(A run of records)

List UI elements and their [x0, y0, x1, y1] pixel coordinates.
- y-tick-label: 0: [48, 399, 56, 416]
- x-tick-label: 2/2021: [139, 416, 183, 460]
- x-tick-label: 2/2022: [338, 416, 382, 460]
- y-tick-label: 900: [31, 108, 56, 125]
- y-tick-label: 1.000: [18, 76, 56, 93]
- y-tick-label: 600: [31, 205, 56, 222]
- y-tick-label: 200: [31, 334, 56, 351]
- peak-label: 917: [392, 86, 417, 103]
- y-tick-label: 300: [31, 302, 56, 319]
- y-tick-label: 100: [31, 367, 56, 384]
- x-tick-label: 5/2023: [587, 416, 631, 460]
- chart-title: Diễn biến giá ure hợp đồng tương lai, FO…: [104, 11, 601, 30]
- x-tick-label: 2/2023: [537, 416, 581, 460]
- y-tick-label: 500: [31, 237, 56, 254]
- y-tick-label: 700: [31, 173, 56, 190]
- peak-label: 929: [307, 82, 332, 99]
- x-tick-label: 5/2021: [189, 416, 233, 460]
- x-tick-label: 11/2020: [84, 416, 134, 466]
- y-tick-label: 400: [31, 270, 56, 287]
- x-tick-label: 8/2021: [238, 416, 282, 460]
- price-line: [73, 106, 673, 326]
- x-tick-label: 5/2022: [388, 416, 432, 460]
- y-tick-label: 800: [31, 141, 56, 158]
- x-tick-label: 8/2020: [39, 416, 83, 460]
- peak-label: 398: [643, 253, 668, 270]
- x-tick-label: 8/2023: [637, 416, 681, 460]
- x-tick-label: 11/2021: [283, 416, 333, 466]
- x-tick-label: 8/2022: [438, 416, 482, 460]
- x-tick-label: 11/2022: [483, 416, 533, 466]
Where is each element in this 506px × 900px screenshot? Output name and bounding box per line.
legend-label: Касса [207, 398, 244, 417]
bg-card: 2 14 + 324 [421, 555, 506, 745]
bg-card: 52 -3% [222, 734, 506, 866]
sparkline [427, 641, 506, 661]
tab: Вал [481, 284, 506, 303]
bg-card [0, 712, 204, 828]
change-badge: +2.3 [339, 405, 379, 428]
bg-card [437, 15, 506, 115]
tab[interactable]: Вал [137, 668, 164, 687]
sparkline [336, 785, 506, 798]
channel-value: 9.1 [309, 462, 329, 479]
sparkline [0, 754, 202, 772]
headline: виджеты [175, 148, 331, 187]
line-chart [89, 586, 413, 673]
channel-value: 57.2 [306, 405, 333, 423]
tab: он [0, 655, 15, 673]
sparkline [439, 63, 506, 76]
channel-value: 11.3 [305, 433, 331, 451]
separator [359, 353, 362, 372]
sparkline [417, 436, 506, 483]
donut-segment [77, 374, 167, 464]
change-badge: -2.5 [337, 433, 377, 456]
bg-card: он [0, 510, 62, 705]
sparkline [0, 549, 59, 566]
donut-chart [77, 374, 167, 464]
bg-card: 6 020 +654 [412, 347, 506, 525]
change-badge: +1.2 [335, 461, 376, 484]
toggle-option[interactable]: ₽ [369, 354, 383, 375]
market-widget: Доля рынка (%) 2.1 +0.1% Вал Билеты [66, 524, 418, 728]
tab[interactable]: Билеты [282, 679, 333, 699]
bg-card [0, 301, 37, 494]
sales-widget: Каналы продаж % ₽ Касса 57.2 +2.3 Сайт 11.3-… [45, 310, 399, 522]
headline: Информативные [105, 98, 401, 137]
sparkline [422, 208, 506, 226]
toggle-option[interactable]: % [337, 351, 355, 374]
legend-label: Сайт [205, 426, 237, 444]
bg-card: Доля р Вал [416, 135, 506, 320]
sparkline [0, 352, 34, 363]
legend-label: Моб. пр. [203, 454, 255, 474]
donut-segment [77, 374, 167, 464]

Instructions for the task: How many lines in the records contain the string "toggle"? Reply with the number alone.

Written solution: 2